_STATED PROBLEM:_ State how many lines include "Would", giving the number by itself.

_EXERCISE MATERIAL:_

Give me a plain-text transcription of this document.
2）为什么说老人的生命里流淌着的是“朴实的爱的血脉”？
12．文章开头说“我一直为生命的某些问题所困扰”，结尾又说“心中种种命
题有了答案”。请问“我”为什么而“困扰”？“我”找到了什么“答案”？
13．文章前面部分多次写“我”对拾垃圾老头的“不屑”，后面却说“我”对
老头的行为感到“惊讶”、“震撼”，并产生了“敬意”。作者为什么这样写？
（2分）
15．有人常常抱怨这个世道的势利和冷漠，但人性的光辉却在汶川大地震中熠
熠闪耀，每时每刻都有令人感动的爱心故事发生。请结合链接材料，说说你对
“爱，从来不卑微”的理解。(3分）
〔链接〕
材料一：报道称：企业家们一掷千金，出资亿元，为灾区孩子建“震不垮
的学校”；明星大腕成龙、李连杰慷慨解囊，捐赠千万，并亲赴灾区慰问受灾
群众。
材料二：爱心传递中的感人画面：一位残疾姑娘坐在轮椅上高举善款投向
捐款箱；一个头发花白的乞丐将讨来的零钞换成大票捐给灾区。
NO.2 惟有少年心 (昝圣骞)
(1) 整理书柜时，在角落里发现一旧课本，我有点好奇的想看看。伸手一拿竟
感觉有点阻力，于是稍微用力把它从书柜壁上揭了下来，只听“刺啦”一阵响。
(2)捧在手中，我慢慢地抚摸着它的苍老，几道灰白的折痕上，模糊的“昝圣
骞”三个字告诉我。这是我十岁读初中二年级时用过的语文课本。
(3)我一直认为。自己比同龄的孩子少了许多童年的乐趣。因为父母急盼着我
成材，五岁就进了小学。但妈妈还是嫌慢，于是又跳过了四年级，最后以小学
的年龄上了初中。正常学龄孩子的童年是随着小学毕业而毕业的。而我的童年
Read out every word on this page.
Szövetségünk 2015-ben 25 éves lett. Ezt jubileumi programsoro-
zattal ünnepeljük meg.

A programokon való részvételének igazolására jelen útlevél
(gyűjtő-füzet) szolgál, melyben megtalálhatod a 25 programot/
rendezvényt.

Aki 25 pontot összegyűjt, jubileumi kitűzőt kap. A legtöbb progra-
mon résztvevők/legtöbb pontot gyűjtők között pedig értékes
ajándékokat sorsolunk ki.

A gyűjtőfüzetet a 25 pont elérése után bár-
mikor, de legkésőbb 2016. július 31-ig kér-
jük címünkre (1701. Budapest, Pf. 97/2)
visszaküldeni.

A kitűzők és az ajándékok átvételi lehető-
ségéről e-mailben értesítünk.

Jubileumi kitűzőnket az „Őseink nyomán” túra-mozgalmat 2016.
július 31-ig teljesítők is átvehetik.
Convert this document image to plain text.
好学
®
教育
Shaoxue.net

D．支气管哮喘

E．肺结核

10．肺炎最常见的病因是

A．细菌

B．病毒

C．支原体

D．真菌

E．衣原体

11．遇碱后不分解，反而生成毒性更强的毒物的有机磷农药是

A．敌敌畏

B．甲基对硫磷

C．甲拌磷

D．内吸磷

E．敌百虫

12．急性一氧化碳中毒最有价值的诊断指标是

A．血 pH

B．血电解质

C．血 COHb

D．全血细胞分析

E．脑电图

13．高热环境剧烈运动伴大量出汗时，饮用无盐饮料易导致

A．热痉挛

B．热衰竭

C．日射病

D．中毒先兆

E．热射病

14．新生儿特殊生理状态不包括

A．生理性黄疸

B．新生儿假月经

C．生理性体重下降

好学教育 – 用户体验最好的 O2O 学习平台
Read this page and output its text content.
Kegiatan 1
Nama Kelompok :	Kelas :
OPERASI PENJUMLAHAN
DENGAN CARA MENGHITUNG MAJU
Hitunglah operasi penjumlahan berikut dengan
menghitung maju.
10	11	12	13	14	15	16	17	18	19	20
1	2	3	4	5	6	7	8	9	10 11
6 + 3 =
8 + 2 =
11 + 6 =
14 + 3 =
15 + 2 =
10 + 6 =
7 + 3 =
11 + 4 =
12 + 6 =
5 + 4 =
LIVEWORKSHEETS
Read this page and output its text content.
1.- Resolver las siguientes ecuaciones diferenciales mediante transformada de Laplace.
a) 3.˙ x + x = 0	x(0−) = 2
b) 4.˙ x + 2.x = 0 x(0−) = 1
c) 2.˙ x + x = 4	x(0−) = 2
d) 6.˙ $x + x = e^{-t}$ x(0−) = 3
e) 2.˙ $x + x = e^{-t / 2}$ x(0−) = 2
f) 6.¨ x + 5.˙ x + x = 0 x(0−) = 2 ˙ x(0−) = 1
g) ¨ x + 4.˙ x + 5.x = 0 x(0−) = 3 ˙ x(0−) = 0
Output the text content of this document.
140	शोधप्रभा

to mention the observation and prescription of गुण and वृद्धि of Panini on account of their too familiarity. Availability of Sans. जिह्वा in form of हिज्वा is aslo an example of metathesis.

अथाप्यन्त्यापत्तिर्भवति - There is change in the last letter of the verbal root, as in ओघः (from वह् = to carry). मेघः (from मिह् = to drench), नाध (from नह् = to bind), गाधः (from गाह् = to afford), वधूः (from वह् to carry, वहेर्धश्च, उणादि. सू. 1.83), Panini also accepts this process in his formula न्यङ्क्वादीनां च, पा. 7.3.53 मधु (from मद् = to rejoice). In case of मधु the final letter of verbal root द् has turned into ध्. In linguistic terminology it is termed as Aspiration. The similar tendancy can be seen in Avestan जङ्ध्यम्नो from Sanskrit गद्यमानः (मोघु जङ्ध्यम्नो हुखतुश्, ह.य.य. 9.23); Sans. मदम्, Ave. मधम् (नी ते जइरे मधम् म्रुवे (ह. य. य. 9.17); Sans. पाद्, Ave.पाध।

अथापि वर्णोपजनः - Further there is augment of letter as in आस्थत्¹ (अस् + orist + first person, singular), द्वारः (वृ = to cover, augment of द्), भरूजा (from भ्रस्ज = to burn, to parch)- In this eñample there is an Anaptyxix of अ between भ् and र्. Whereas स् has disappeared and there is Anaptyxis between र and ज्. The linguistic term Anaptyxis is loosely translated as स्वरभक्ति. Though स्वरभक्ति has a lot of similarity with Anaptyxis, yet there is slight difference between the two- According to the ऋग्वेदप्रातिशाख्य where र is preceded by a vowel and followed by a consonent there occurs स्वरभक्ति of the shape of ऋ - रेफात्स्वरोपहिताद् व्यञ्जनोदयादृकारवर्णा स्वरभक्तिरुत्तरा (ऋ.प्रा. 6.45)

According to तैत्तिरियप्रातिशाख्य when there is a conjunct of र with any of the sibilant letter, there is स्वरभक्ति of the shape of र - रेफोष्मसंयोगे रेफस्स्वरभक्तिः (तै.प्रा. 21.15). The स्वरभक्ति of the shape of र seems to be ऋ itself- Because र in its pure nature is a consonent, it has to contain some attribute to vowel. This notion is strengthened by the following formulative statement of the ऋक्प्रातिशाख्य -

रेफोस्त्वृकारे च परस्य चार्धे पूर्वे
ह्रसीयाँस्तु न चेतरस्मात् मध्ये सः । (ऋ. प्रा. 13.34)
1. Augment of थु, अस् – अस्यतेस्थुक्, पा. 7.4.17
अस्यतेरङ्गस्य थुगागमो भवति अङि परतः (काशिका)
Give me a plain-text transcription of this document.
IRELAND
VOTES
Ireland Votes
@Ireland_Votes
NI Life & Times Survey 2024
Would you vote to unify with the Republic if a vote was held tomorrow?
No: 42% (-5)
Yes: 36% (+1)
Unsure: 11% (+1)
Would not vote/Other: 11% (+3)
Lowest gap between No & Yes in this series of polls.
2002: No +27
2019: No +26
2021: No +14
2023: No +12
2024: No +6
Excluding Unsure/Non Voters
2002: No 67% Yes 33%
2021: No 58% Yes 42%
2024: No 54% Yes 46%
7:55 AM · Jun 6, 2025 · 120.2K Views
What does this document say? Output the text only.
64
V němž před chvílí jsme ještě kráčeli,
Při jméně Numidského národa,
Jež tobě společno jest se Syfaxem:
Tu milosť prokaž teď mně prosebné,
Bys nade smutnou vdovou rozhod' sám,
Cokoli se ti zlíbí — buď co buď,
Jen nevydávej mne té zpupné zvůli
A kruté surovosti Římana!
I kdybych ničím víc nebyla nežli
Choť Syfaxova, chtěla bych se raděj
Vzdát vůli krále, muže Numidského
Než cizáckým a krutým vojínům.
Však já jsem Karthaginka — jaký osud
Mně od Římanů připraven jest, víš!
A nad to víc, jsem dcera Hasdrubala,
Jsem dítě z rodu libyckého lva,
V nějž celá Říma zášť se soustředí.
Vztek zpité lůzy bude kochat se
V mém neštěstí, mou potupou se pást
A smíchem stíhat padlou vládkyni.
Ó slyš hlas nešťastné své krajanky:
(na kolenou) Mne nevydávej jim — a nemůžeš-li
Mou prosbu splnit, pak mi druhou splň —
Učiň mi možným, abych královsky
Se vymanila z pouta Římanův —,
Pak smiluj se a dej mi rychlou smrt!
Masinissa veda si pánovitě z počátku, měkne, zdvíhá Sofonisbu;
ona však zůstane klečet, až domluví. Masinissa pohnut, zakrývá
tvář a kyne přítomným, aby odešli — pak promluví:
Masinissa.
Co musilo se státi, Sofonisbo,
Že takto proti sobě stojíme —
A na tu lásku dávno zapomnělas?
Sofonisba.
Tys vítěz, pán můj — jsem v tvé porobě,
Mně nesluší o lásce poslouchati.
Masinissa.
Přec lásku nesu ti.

_RESULT OF THIS TASK:_ 2